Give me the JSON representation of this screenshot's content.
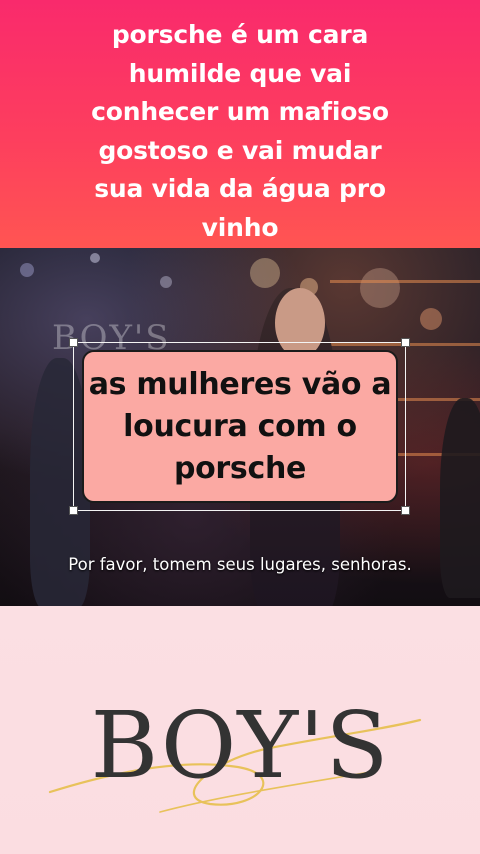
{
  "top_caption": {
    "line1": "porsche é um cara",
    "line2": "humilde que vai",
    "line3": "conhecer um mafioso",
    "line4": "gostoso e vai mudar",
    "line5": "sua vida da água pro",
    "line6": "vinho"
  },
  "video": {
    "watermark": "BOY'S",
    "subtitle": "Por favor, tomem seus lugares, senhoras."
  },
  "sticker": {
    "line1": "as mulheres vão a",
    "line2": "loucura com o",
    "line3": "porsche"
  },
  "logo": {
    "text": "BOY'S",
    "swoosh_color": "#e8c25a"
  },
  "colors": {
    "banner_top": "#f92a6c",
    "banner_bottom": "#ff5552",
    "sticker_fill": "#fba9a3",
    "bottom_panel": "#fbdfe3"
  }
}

::::

■ **What you have to do**:
Your copy should hold every record word for word and none of the pictures.

■ **Problem solution**:
Give me the JSON representation of this screenshot's content.
{
  "top_caption": {
    "line1": "porsche é um cara",
    "line2": "humilde que vai",
    "line3": "conhecer um mafioso",
    "line4": "gostoso e vai mudar",
    "line5": "sua vida da água pro",
    "line6": "vinho"
  },
  "video": {
    "watermark": "BOY'S",
    "subtitle": "Por favor, tomem seus lugares, senhoras."
  },
  "sticker": {
    "line1": "as mulheres vão a",
    "line2": "loucura com o",
    "line3": "porsche"
  },
  "logo": {
    "text": "BOY'S",
    "swoosh_color": "#e8c25a"
  },
  "colors": {
    "banner_top": "#f92a6c",
    "banner_bottom": "#ff5552",
    "sticker_fill": "#fba9a3",
    "bottom_panel": "#fbdfe3"
  }
}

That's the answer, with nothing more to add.